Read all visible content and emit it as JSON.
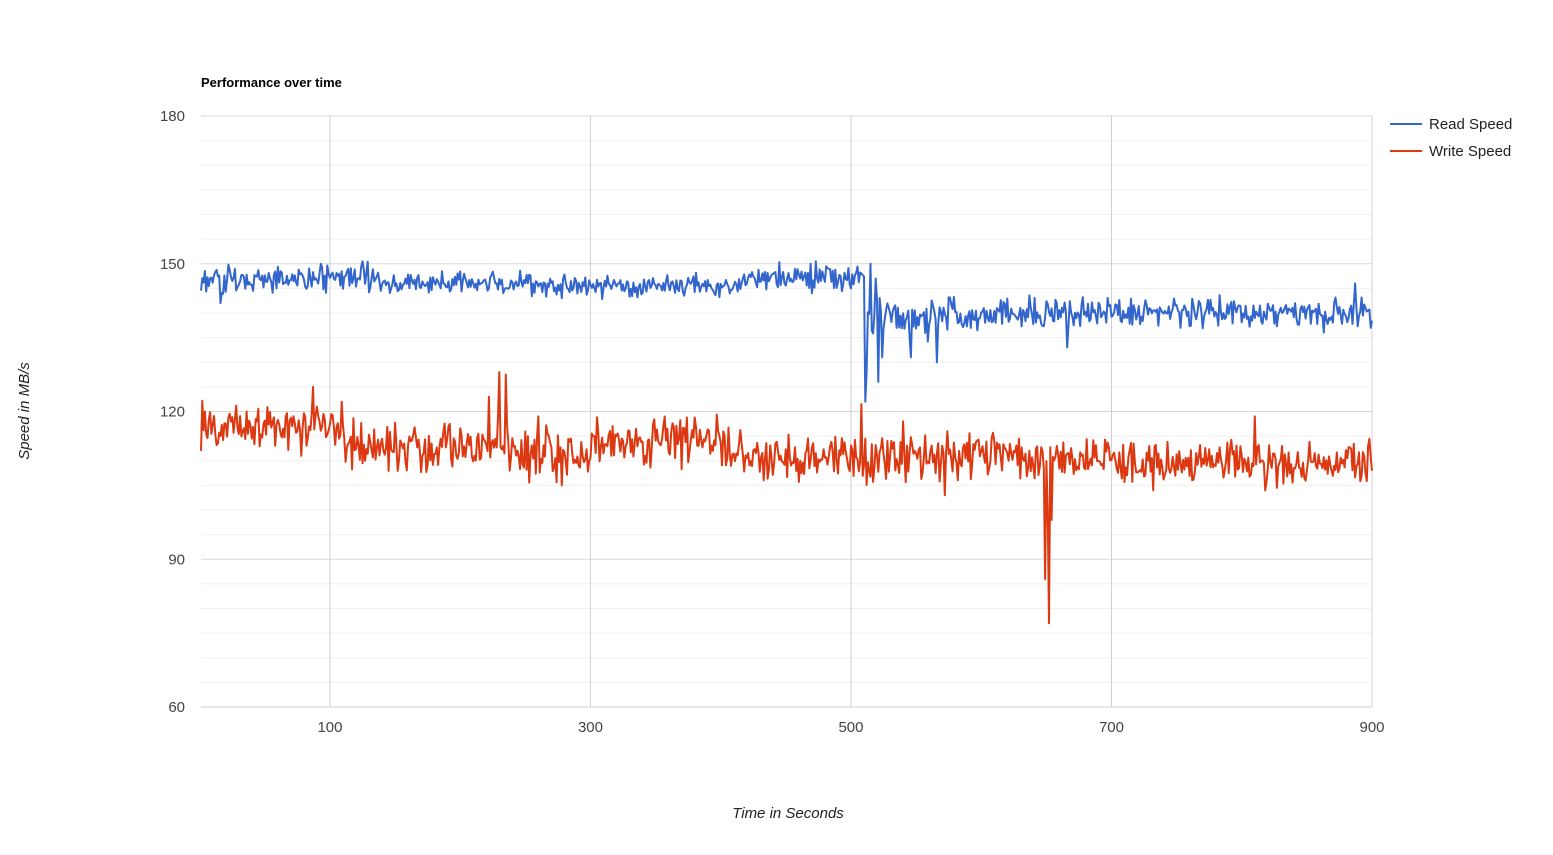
{
  "chart_data": {
    "type": "line",
    "title": "Performance over time",
    "xlabel": "Time in Seconds",
    "ylabel": "Speed in MB/s",
    "xlim": [
      1,
      900
    ],
    "ylim": [
      60,
      180
    ],
    "x_ticks": [
      100,
      300,
      500,
      700,
      900
    ],
    "y_ticks": [
      60,
      90,
      120,
      150,
      180
    ],
    "y_minor_step": 5,
    "grid": true,
    "legend_position": "right",
    "sample_interval_seconds": 1,
    "series": [
      {
        "name": "Read Speed",
        "color": "#3366cc",
        "segments": [
          {
            "from": 1,
            "to": 30,
            "base": 146.5,
            "noise": 1.6
          },
          {
            "from": 30,
            "to": 130,
            "base": 147,
            "noise": 1.3
          },
          {
            "from": 130,
            "to": 260,
            "base": 146,
            "noise": 1.2
          },
          {
            "from": 260,
            "to": 420,
            "base": 145.5,
            "noise": 1.1
          },
          {
            "from": 420,
            "to": 500,
            "base": 147,
            "noise": 1.3
          },
          {
            "from": 500,
            "to": 512,
            "base": 147,
            "noise": 1.6
          },
          {
            "from": 512,
            "to": 560,
            "base": 139,
            "noise": 2.3
          },
          {
            "from": 560,
            "to": 700,
            "base": 140,
            "noise": 1.5
          },
          {
            "from": 700,
            "to": 900,
            "base": 140,
            "noise": 1.5
          }
        ],
        "events": [
          {
            "x": 16,
            "y": 142
          },
          {
            "x": 93,
            "y": 150
          },
          {
            "x": 125,
            "y": 150.5
          },
          {
            "x": 473,
            "y": 150.5
          },
          {
            "x": 508,
            "y": 148
          },
          {
            "x": 511,
            "y": 122
          },
          {
            "x": 512,
            "y": 128
          },
          {
            "x": 515,
            "y": 150
          },
          {
            "x": 519,
            "y": 147
          },
          {
            "x": 521,
            "y": 126
          },
          {
            "x": 524,
            "y": 131
          },
          {
            "x": 546,
            "y": 131
          },
          {
            "x": 566,
            "y": 130
          },
          {
            "x": 666,
            "y": 133
          },
          {
            "x": 887,
            "y": 146
          },
          {
            "x": 899,
            "y": 137
          }
        ]
      },
      {
        "name": "Write Speed",
        "color": "#dc3912",
        "segments": [
          {
            "from": 1,
            "to": 110,
            "base": 117,
            "noise": 2.2
          },
          {
            "from": 110,
            "to": 240,
            "base": 113,
            "noise": 2.5
          },
          {
            "from": 240,
            "to": 300,
            "base": 111.5,
            "noise": 2.6
          },
          {
            "from": 300,
            "to": 400,
            "base": 114,
            "noise": 2.4
          },
          {
            "from": 400,
            "to": 500,
            "base": 111,
            "noise": 2.3
          },
          {
            "from": 500,
            "to": 640,
            "base": 111,
            "noise": 2.4
          },
          {
            "from": 640,
            "to": 700,
            "base": 110.5,
            "noise": 2.4
          },
          {
            "from": 700,
            "to": 900,
            "base": 109.5,
            "noise": 2.4
          }
        ],
        "events": [
          {
            "x": 1,
            "y": 112
          },
          {
            "x": 4,
            "y": 120
          },
          {
            "x": 78,
            "y": 111
          },
          {
            "x": 87,
            "y": 125
          },
          {
            "x": 90,
            "y": 121
          },
          {
            "x": 222,
            "y": 123
          },
          {
            "x": 230,
            "y": 128
          },
          {
            "x": 233,
            "y": 113
          },
          {
            "x": 235,
            "y": 127.5
          },
          {
            "x": 238,
            "y": 108
          },
          {
            "x": 260,
            "y": 119
          },
          {
            "x": 278,
            "y": 105
          },
          {
            "x": 508,
            "y": 121.5
          },
          {
            "x": 540,
            "y": 118
          },
          {
            "x": 572,
            "y": 103
          },
          {
            "x": 649,
            "y": 86
          },
          {
            "x": 651,
            "y": 100
          },
          {
            "x": 652,
            "y": 77
          },
          {
            "x": 654,
            "y": 98
          },
          {
            "x": 810,
            "y": 119
          },
          {
            "x": 818,
            "y": 104
          },
          {
            "x": 897,
            "y": 113
          },
          {
            "x": 900,
            "y": 108
          }
        ]
      }
    ]
  }
}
*-*-*
> GOAL: All lines that include "Speed" are to be gathered and copied.

> COMPLETED EXERCISE:
    "ylabel": "Speed in MB/s",
        "name": "Read Speed",
        "name": "Write Speed",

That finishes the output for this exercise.